§ **STATED EXERCISE**
Word for word, restate every line of the listing that follows.

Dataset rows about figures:
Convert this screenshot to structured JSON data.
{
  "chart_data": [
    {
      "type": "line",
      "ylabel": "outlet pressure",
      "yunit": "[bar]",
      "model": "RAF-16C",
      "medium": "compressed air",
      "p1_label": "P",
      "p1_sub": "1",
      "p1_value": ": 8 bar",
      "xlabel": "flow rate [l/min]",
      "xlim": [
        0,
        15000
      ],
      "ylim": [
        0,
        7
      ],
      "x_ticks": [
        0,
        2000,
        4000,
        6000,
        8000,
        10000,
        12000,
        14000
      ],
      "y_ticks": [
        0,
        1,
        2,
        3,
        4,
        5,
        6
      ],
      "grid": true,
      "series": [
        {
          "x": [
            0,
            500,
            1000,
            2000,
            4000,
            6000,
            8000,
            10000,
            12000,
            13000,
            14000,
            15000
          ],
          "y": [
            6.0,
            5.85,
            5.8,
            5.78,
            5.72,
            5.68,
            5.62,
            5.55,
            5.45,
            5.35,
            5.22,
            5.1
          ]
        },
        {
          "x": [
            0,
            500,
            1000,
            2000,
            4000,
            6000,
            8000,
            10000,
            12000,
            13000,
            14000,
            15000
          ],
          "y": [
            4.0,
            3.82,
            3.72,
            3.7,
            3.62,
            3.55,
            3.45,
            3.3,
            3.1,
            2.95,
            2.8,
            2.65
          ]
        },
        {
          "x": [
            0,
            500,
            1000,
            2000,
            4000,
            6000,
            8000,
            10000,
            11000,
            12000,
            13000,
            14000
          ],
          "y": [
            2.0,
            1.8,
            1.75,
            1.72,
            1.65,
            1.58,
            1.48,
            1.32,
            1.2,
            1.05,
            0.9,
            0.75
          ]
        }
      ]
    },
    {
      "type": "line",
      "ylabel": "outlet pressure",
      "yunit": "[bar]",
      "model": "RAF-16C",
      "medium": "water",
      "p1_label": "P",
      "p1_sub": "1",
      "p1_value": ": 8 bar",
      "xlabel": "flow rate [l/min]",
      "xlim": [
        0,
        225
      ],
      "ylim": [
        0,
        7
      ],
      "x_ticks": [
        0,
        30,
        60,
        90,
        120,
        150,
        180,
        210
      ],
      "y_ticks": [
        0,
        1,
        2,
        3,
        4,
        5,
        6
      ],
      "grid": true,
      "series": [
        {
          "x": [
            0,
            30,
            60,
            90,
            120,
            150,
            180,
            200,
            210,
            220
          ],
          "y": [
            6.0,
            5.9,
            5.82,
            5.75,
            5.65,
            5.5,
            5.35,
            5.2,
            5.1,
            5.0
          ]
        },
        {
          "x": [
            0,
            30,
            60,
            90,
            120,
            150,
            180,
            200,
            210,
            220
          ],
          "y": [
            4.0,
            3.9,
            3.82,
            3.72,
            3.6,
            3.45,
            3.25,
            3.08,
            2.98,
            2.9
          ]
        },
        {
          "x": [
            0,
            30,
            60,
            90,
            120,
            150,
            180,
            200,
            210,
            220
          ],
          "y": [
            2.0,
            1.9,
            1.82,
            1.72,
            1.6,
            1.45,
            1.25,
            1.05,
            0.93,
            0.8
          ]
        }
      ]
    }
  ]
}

§ **SOLVED EXERCISE**
Convert this screenshot to structured JSON data.
{
  "chart_data": [
    {
      "type": "line",
      "ylabel": "outlet pressure",
      "yunit": "[bar]",
      "model": "RAF-16C",
      "medium": "compressed air",
      "p1_label": "P",
      "p1_sub": "1",
      "p1_value": ": 8 bar",
      "xlabel": "flow rate [l/min]",
      "xlim": [
        0,
        15000
      ],
      "ylim": [
        0,
        7
      ],
      "x_ticks": [
        0,
        2000,
        4000,
        6000,
        8000,
        10000,
        12000,
        14000
      ],
      "y_ticks": [
        0,
        1,
        2,
        3,
        4,
        5,
        6
      ],
      "grid": true,
      "series": [
        {
          "x": [
            0,
            500,
            1000,
            2000,
            4000,
            6000,
            8000,
            10000,
            12000,
            13000,
            14000,
            15000
          ],
          "y": [
            6.0,
            5.85,
            5.8,
            5.78,
            5.72,
            5.68,
            5.62,
            5.55,
            5.45,
            5.35,
            5.22,
            5.1
          ]
        },
        {
          "x": [
            0,
            500,
            1000,
            2000,
            4000,
            6000,
            8000,
            10000,
            12000,
            13000,
            14000,
            15000
          ],
          "y": [
            4.0,
            3.82,
            3.72,
            3.7,
            3.62,
            3.55,
            3.45,
            3.3,
            3.1,
            2.95,
            2.8,
            2.65
          ]
        },
        {
          "x": [
            0,
            500,
            1000,
            2000,
            4000,
            6000,
            8000,
            10000,
            11000,
            12000,
            13000,
            14000
          ],
          "y": [
            2.0,
            1.8,
            1.75,
            1.72,
            1.65,
            1.58,
            1.48,
            1.32,
            1.2,
            1.05,
            0.9,
            0.75
          ]
        }
      ]
    },
    {
      "type": "line",
      "ylabel": "outlet pressure",
      "yunit": "[bar]",
      "model": "RAF-16C",
      "medium": "water",
      "p1_label": "P",
      "p1_sub": "1",
      "p1_value": ": 8 bar",
      "xlabel": "flow rate [l/min]",
      "xlim": [
        0,
        225
      ],
      "ylim": [
        0,
        7
      ],
      "x_ticks": [
        0,
        30,
        60,
        90,
        120,
        150,
        180,
        210
      ],
      "y_ticks": [
        0,
        1,
        2,
        3,
        4,
        5,
        6
      ],
      "grid": true,
      "series": [
        {
          "x": [
            0,
            30,
            60,
            90,
            120,
            150,
            180,
            200,
            210,
            220
          ],
          "y": [
            6.0,
            5.9,
            5.82,
            5.75,
            5.65,
            5.5,
            5.35,
            5.2,
            5.1,
            5.0
          ]
        },
        {
          "x": [
            0,
            30,
            60,
            90,
            120,
            150,
            180,
            200,
            210,
            220
          ],
          "y": [
            4.0,
            3.9,
            3.82,
            3.72,
            3.6,
            3.45,
            3.25,
            3.08,
            2.98,
            2.9
          ]
        },
        {
          "x": [
            0,
            30,
            60,
            90,
            120,
            150,
            180,
            200,
            210,
            220
          ],
          "y": [
            2.0,
            1.9,
            1.82,
            1.72,
            1.6,
            1.45,
            1.25,
            1.05,
            0.93,
            0.8
          ]
        }
      ]
    }
  ]
}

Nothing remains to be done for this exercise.